(Part of a data file)

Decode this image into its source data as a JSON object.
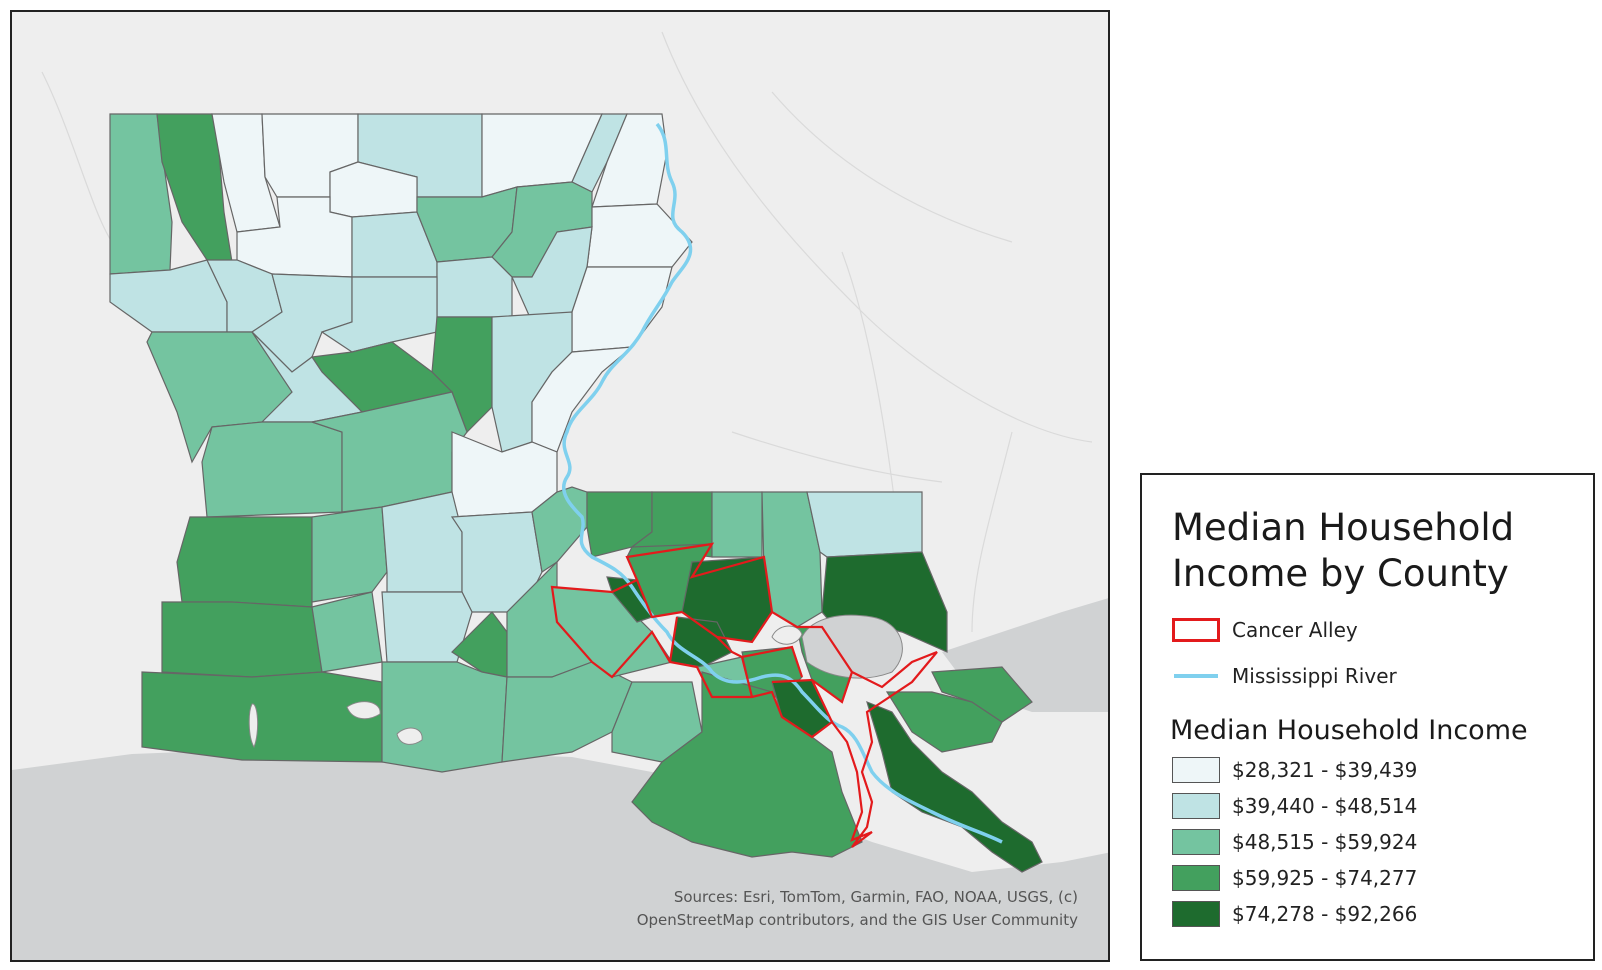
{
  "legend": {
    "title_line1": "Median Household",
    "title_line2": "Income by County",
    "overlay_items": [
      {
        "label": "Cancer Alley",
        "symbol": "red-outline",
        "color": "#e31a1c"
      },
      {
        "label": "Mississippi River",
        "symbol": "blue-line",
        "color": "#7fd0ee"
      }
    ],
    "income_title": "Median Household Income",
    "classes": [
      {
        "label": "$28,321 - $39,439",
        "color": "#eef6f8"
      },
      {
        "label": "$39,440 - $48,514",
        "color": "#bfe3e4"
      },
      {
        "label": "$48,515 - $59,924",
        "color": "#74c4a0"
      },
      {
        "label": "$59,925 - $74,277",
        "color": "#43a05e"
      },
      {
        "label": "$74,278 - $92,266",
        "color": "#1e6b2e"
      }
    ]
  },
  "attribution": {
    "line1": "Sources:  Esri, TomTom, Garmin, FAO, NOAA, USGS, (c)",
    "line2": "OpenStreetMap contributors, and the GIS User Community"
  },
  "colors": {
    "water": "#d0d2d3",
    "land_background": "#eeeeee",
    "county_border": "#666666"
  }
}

[What to work on]:
Return each line exactly as written. Any picture gets left out.

[Answer below]:
Decode this image into its source data as a JSON object.
{
  "legend": {
    "title_line1": "Median Household",
    "title_line2": "Income by County",
    "overlay_items": [
      {
        "label": "Cancer Alley",
        "symbol": "red-outline",
        "color": "#e31a1c"
      },
      {
        "label": "Mississippi River",
        "symbol": "blue-line",
        "color": "#7fd0ee"
      }
    ],
    "income_title": "Median Household Income",
    "classes": [
      {
        "label": "$28,321 - $39,439",
        "color": "#eef6f8"
      },
      {
        "label": "$39,440 - $48,514",
        "color": "#bfe3e4"
      },
      {
        "label": "$48,515 - $59,924",
        "color": "#74c4a0"
      },
      {
        "label": "$59,925 - $74,277",
        "color": "#43a05e"
      },
      {
        "label": "$74,278 - $92,266",
        "color": "#1e6b2e"
      }
    ]
  },
  "attribution": {
    "line1": "Sources:  Esri, TomTom, Garmin, FAO, NOAA, USGS, (c)",
    "line2": "OpenStreetMap contributors, and the GIS User Community"
  },
  "colors": {
    "water": "#d0d2d3",
    "land_background": "#eeeeee",
    "county_border": "#666666"
  }
}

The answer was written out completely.